*** Supplied data

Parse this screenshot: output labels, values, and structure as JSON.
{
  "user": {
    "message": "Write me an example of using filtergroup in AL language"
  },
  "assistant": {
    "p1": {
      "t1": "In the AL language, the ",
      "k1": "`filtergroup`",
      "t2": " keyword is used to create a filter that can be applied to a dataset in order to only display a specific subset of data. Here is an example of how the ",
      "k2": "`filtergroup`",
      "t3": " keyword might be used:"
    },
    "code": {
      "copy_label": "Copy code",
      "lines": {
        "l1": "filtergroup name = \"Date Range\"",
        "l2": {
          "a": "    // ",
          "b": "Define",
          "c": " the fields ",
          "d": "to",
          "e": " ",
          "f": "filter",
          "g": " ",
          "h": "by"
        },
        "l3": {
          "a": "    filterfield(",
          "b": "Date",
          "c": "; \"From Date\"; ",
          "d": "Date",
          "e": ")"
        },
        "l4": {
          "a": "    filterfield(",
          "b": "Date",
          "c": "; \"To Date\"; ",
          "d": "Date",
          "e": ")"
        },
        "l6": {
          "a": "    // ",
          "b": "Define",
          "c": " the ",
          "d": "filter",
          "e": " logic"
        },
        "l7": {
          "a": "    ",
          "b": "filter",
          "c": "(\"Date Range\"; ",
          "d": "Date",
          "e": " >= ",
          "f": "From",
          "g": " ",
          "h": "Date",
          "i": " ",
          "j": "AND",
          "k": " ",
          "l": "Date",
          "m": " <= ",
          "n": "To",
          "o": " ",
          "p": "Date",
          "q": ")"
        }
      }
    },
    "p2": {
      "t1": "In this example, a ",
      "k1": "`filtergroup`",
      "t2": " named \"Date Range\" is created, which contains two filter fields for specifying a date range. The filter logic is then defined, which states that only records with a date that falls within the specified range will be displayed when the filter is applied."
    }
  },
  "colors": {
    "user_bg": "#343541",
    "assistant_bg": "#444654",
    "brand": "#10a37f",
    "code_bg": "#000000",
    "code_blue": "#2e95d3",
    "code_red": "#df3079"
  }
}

******

Print the listing above in full, exactly as it is.

▶ **Result of this exercise**:
Parse this screenshot: output labels, values, and structure as JSON.
{
  "user": {
    "message": "Write me an example of using filtergroup in AL language"
  },
  "assistant": {
    "p1": {
      "t1": "In the AL language, the ",
      "k1": "`filtergroup`",
      "t2": " keyword is used to create a filter that can be applied to a dataset in order to only display a specific subset of data. Here is an example of how the ",
      "k2": "`filtergroup`",
      "t3": " keyword might be used:"
    },
    "code": {
      "copy_label": "Copy code",
      "lines": {
        "l1": "filtergroup name = \"Date Range\"",
        "l2": {
          "a": "    // ",
          "b": "Define",
          "c": " the fields ",
          "d": "to",
          "e": " ",
          "f": "filter",
          "g": " ",
          "h": "by"
        },
        "l3": {
          "a": "    filterfield(",
          "b": "Date",
          "c": "; \"From Date\"; ",
          "d": "Date",
          "e": ")"
        },
        "l4": {
          "a": "    filterfield(",
          "b": "Date",
          "c": "; \"To Date\"; ",
          "d": "Date",
          "e": ")"
        },
        "l6": {
          "a": "    // ",
          "b": "Define",
          "c": " the ",
          "d": "filter",
          "e": " logic"
        },
        "l7": {
          "a": "    ",
          "b": "filter",
          "c": "(\"Date Range\"; ",
          "d": "Date",
          "e": " >= ",
          "f": "From",
          "g": " ",
          "h": "Date",
          "i": " ",
          "j": "AND",
          "k": " ",
          "l": "Date",
          "m": " <= ",
          "n": "To",
          "o": " ",
          "p": "Date",
          "q": ")"
        }
      }
    },
    "p2": {
      "t1": "In this example, a ",
      "k1": "`filtergroup`",
      "t2": " named \"Date Range\" is created, which contains two filter fields for specifying a date range. The filter logic is then defined, which states that only records with a date that falls within the specified range will be displayed when the filter is applied."
    }
  },
  "colors": {
    "user_bg": "#343541",
    "assistant_bg": "#444654",
    "brand": "#10a37f",
    "code_bg": "#000000",
    "code_blue": "#2e95d3",
    "code_red": "#df3079"
  }
}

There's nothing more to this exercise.